start Supplied material
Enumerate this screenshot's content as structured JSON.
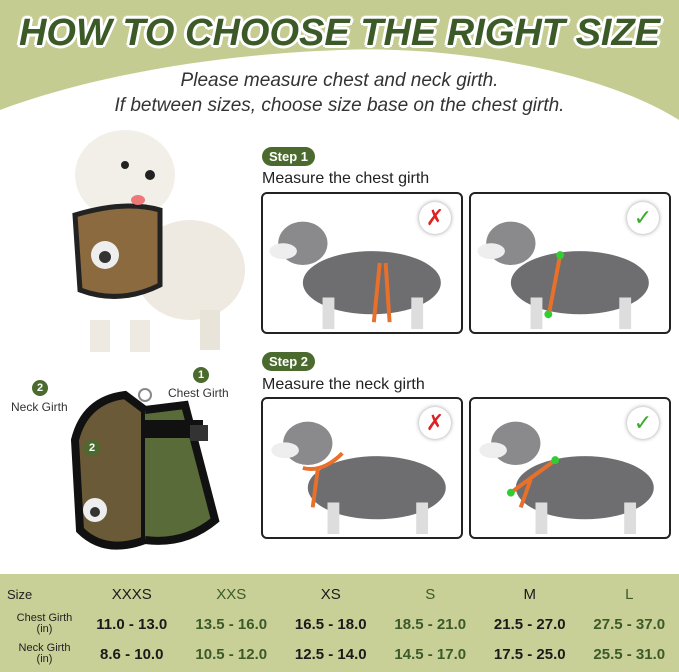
{
  "header": {
    "title": "HOW TO CHOOSE THE RIGHT SIZE",
    "subtitle_1": "Please measure chest and neck girth.",
    "subtitle_2": "If between sizes, choose size base on the chest girth."
  },
  "colors": {
    "background_green": "#c8cf97",
    "title_green": "#3c5a28",
    "strap_orange": "#e8702a",
    "wrong": "#d22",
    "right": "#3aaa2a"
  },
  "step1": {
    "badge": "Step 1",
    "text": "Measure the chest girth",
    "wrong_icon": "cross-icon",
    "right_icon": "check-icon"
  },
  "step2": {
    "badge": "Step 2",
    "text": "Measure the neck girth",
    "wrong_icon": "cross-icon",
    "right_icon": "check-icon"
  },
  "harness": {
    "neck_num": "2",
    "neck_label": "Neck Girth",
    "chest_num": "1",
    "chest_label": "Chest Girth",
    "inner_num": "2"
  },
  "table": {
    "size_label": "Size",
    "chest_label": "Chest Girth",
    "chest_unit": "(in)",
    "neck_label": "Neck Girth",
    "neck_unit": "(in)",
    "sizes": [
      "XXXS",
      "XXS",
      "XS",
      "S",
      "M",
      "L"
    ],
    "chest": [
      "11.0 - 13.0",
      "13.5 - 16.0",
      "16.5 - 18.0",
      "18.5 - 21.0",
      "21.5 - 27.0",
      "27.5 - 37.0"
    ],
    "neck": [
      "8.6 - 10.0",
      "10.5 - 12.0",
      "12.5 - 14.0",
      "14.5 - 17.0",
      "17.5 - 25.0",
      "25.5 - 31.0"
    ]
  }
}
end Supplied material
Pictures are excluded; output everything else in the data verbatim.

Worked solution -
Enumerate this screenshot's content as structured JSON.
{
  "header": {
    "title": "HOW TO CHOOSE THE RIGHT SIZE",
    "subtitle_1": "Please measure chest and neck girth.",
    "subtitle_2": "If between sizes, choose size base on the chest girth."
  },
  "colors": {
    "background_green": "#c8cf97",
    "title_green": "#3c5a28",
    "strap_orange": "#e8702a",
    "wrong": "#d22",
    "right": "#3aaa2a"
  },
  "step1": {
    "badge": "Step 1",
    "text": "Measure the chest girth",
    "wrong_icon": "cross-icon",
    "right_icon": "check-icon"
  },
  "step2": {
    "badge": "Step 2",
    "text": "Measure the neck girth",
    "wrong_icon": "cross-icon",
    "right_icon": "check-icon"
  },
  "harness": {
    "neck_num": "2",
    "neck_label": "Neck Girth",
    "chest_num": "1",
    "chest_label": "Chest Girth",
    "inner_num": "2"
  },
  "table": {
    "size_label": "Size",
    "chest_label": "Chest Girth",
    "chest_unit": "(in)",
    "neck_label": "Neck Girth",
    "neck_unit": "(in)",
    "sizes": [
      "XXXS",
      "XXS",
      "XS",
      "S",
      "M",
      "L"
    ],
    "chest": [
      "11.0 - 13.0",
      "13.5 - 16.0",
      "16.5 - 18.0",
      "18.5 - 21.0",
      "21.5 - 27.0",
      "27.5 - 37.0"
    ],
    "neck": [
      "8.6 - 10.0",
      "10.5 - 12.0",
      "12.5 - 14.0",
      "14.5 - 17.0",
      "17.5 - 25.0",
      "25.5 - 31.0"
    ]
  }
}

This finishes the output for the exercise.